• _Texto de la página_:
>>>
Más de 700.000 personas siguen atrapadas en la precariedad pese al crecimiento turístico y económico. La vivienda, los bajos salarios y la falta de empleo digno cronifican un problema que ya es estructural en el archipiélago.
La Comunidad Autónoma vuelve a situarse entre las regiones con peores indicadores sociales del Estado. El último avance de la tasa AROPE, elaborado por el Instituto Nacional de Estadística, confirma que el 31,2% de la población canaria permanece en riesgo de pobreza o exclusión, el mismo porcentaje que el año anterior, lo que rompe la tendencia descendente registrada desde el año 2020.
Fernando Rodríguez, vicepresidente de EAPN Canarias, admite la sorpresa ante la falta de mejora: «Esperábamos seguir bajando casi dos puntos por año y, sin embargo, nos quedamos igual. Eso demuestra que la pobreza se ha convertido en un problema estructural», afirma. Tras la cifra, recuerda, hay más de 700.000 personas: «tres de cada diez canarios que no logran salir de esa situación».
Dependencia del turismo y salarios insuficientes
Rodríguez vincula el estancamiento a un modelo económico muy concentrado en los servicios y el turismo, sectores que generan empleo, pero no siempre empleo de calidad. ➤ «La riqueza no permea a la población más vulnerable. Muchos trabajos son parciales o con salarios bajos y eso produce pobreza laboral».
Aunque el PIB y la actividad turística baten récords, la mejora macroeconómica no se traduce en bienestar cotidiano. El dirigente subraya que tener contrato ya no garantiza escapar de la precariedad: «El empleo ha dejado de ser sinónimo de salir de la pobreza».
La vivienda, principal factor de empobrecimiento
El coste habitacional aparece como el detonante más inmediato. Con ingresos medios por hogar reducidos, alquileres que rondan los 800 o 900 euros sitúan a muchas familias en pobreza severa tras pagar la renta: «Solo con abonar la vivienda ya estás por debajo del umbral. Luego vienen luz, agua o alimentación, que también han subido», explica. Para la red social, el encarecimiento del alojamiento se ha convertido en el principal componente de carencia material grave dentro del indicador AROPE.
Perfiles que se repiten y nuevos colectivos vulnerables
El retrato de la exclusión mantiene rasgos conocidos: familias monomarentales, hogares con menores y trabajadores con sueldos bajos. Sin embargo, emergen con fuerza las personas mayores: «Las pensiones suben, pero no lo suficiente para cubrir cuidados, dependencia o servicios privados cuando faltan recursos públicos».
La organización también alerta sobre la juventud. Solo el 15% de quienes tienen edad y empleo logran emanciparse. «Estudian, trabajan y aun así no pueden independizarse», resume Rodríguez.
Medidas urgentes y realistas
Ante este escenario, la red propone actuaciones combinadas. Entre las prioridades, ampliar el parque de vivienda social mediante rehabilitación, activar los complementos pendientes de la Renta Canaria de Ciudadanía —para alquiler, familias con menores y pensiones bajas— y reforzar políticas estructurales, no solo ayudas de emergencia: «No basta con parches. Hace falta una batería de medidas sostenidas en el tiempo», sostiene.
El «escudo social» evita un escenario peor
Pese a la gravedad, Rodríguez defiende la utilidad de las prestaciones existentes. Una simulación interna apunta que, sin pensiones, ingreso mínimo vital o ayudas autonómicas, la tasa superaría el 57%. «Estas medidas están conteniendo el golpe, pero no solucionan el problema de raíz».
Riesgo de normalizar la exclusión
La repetición anual de cifras elevadas preocupa a la entidad: «Corremos el peligro de acostumbrarnos, como si fuera normal vivir con estos niveles de pobreza», advierte. Para la red, mantener la visibilidad del fenómeno y exigir responsabilidad política resulta clave para evitar que la desigualdad se cronifique.
Aun así, Rodríguez insiste en el compromiso del tercer sector. «Tenemos que ser optimistas. Si no creyéramos que puede mejorar, no seguiríamos trabajando cada día con las familias».
<<<
• _Tu tarea_:
Enumera todos los subtítulos que dividen en apartados el texto sobre la pobreza en Canarias.

• _Extracto de datos_:
>>>
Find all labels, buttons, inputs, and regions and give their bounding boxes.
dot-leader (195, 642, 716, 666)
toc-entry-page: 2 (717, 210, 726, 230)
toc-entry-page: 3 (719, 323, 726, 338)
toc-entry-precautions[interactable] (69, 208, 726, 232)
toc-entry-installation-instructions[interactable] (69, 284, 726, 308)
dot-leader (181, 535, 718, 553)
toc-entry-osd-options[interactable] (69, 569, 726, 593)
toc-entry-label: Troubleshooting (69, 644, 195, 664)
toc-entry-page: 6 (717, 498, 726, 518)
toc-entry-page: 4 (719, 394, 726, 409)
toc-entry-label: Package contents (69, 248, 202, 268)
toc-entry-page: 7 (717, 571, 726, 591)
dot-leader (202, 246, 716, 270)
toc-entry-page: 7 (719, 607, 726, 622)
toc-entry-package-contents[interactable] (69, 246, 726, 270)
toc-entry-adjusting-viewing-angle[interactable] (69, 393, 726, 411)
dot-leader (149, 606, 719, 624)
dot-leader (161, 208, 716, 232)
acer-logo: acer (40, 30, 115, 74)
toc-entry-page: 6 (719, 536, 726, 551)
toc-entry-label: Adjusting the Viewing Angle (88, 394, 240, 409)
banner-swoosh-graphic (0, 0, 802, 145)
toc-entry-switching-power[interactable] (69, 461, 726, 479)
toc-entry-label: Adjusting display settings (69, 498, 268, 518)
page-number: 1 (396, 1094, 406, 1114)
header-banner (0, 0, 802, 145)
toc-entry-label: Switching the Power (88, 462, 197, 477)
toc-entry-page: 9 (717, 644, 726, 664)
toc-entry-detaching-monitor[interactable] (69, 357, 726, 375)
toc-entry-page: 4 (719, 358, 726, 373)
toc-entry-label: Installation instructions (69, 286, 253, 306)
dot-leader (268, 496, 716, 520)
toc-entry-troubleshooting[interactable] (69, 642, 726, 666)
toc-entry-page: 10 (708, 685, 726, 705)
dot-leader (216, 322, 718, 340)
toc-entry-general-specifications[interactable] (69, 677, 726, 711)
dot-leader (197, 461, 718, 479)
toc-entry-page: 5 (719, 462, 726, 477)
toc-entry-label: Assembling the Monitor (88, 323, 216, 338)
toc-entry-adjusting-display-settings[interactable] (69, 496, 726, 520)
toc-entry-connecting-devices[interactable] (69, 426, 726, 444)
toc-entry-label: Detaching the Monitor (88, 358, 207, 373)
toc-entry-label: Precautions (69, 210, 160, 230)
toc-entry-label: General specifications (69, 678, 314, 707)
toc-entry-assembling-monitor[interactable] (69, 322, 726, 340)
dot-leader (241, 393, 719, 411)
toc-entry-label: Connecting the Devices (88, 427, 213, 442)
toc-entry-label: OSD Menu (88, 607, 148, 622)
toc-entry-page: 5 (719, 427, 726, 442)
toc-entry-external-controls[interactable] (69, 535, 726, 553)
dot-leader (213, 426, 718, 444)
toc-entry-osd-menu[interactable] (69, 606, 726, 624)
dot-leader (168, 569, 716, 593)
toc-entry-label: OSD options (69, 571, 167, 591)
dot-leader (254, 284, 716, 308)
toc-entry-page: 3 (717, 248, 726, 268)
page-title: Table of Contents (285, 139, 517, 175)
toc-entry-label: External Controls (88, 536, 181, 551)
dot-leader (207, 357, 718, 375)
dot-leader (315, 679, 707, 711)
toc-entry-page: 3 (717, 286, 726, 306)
<<<
• _Respuesta esperada_:
- Dependencia del turismo y salarios insuficientes
- La vivienda, principal factor de empobrecimiento
- Perfiles que se repiten y nuevos colectivos vulnerables
- Medidas urgentes y realistas
- El «escudo social» evita un escenario peor
- Riesgo de normalizar la exclusión